**PROMPT**
Your task is to extract the lines from the one holding "Read out every word on this page." through the end of the material. Set them down exactly and add nothing.

**SOURCE MATERIAL**
START

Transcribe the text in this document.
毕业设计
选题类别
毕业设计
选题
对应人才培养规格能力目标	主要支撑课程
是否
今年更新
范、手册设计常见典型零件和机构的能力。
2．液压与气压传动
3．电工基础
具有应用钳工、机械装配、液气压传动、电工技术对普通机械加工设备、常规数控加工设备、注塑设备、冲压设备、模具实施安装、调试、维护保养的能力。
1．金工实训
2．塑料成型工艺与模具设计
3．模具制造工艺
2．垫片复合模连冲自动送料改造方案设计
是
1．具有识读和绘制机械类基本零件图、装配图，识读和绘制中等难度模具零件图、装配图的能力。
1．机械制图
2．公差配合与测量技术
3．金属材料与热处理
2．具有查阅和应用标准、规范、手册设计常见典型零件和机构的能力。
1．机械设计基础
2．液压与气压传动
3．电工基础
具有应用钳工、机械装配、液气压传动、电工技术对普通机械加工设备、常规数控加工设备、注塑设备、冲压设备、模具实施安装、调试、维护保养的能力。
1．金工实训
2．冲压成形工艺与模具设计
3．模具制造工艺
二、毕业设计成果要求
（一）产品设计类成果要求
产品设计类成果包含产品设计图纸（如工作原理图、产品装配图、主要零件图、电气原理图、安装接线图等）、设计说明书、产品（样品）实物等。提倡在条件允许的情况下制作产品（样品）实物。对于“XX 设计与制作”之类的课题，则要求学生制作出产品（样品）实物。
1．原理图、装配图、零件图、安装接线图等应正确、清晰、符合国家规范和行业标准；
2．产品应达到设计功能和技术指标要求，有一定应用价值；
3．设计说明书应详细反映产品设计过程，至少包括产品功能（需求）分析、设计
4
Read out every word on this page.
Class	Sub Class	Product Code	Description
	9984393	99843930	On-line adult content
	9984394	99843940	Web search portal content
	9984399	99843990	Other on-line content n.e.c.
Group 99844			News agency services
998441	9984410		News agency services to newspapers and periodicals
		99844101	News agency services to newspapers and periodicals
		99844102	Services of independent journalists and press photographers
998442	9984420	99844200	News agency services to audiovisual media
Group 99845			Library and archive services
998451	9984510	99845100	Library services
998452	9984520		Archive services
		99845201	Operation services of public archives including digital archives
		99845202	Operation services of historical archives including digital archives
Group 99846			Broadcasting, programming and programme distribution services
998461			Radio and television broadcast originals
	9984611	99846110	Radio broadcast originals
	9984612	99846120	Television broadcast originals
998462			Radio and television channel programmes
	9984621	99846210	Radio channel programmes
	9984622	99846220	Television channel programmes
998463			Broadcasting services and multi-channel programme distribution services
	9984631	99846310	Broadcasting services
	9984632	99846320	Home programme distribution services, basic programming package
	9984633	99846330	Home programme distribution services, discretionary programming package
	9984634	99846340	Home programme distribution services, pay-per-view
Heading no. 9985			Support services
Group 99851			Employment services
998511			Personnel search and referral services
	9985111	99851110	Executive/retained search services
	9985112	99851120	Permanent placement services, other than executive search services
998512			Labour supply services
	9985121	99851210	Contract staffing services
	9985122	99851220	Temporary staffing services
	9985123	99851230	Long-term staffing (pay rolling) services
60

END

**FINISHED TASK**
Read out every word on this page.
Class	Sub Class	Product Code	Description
	9984393	99843930	On-line adult content
	9984394	99843940	Web search portal content
	9984399	99843990	Other on-line content n.e.c.
Group 99844			News agency services
998441	9984410		News agency services to newspapers and periodicals
		99844101	News agency services to newspapers and periodicals
		99844102	Services of independent journalists and press photographers
998442	9984420	99844200	News agency services to audiovisual media
Group 99845			Library and archive services
998451	9984510	99845100	Library services
998452	9984520		Archive services
		99845201	Operation services of public archives including digital archives
		99845202	Operation services of historical archives including digital archives
Group 99846			Broadcasting, programming and programme distribution services
998461			Radio and television broadcast originals
	9984611	99846110	Radio broadcast originals
	9984612	99846120	Television broadcast originals
998462			Radio and television channel programmes
	9984621	99846210	Radio channel programmes
	9984622	99846220	Television channel programmes
998463			Broadcasting services and multi-channel programme distribution services
	9984631	99846310	Broadcasting services
	9984632	99846320	Home programme distribution services, basic programming package
	9984633	99846330	Home programme distribution services, discretionary programming package
	9984634	99846340	Home programme distribution services, pay-per-view
Heading no. 9985			Support services
Group 99851			Employment services
998511			Personnel search and referral services
	9985111	99851110	Executive/retained search services
	9985112	99851120	Permanent placement services, other than executive search services
998512			Labour supply services
	9985121	99851210	Contract staffing services
	9985122	99851220	Temporary staffing services
	9985123	99851230	Long-term staffing (pay rolling) services
60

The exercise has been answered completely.